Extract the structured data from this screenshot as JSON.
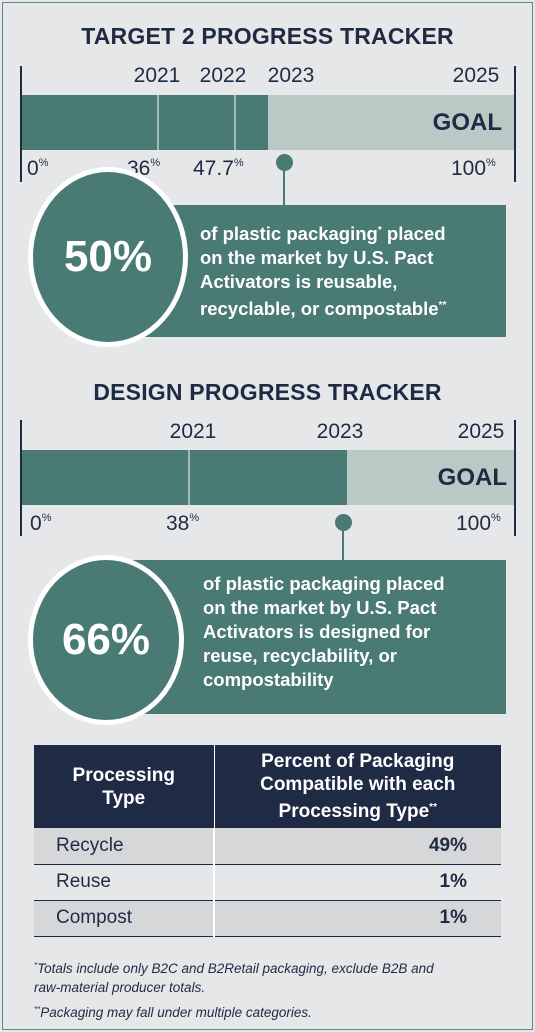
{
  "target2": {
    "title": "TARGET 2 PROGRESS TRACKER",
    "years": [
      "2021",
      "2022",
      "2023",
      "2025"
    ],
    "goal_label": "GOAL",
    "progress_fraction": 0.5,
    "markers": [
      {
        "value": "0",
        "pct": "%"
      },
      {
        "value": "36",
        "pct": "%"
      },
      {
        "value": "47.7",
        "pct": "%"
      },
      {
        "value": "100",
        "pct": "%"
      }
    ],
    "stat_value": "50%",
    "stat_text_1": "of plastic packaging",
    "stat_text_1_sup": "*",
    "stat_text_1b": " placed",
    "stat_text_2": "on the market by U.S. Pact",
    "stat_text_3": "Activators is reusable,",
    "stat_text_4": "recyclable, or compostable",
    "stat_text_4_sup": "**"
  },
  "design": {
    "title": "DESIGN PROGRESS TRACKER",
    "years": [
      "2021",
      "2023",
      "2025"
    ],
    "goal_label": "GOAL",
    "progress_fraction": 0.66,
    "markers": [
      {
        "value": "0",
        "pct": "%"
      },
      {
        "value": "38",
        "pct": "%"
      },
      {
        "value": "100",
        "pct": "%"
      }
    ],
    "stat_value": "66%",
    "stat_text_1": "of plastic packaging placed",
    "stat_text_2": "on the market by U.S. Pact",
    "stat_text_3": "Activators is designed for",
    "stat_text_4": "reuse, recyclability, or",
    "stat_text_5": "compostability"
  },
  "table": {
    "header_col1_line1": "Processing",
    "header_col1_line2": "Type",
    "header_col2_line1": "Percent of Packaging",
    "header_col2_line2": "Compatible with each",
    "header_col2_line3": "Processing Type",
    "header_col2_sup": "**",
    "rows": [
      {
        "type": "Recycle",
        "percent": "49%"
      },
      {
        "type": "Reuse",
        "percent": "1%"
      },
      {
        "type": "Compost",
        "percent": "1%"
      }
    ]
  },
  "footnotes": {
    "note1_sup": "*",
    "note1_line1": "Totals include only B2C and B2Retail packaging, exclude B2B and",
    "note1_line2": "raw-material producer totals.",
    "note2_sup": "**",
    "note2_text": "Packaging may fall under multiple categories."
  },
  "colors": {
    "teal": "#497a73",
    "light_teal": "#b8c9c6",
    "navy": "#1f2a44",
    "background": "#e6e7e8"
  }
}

▶ SHORT TASK:
Scan the material above. Return every line containing the string "TRACKER".

▶ ANSWER TO THE PROBLEM:
    "title": "TARGET 2 PROGRESS TRACKER",
    "title": "DESIGN PROGRESS TRACKER",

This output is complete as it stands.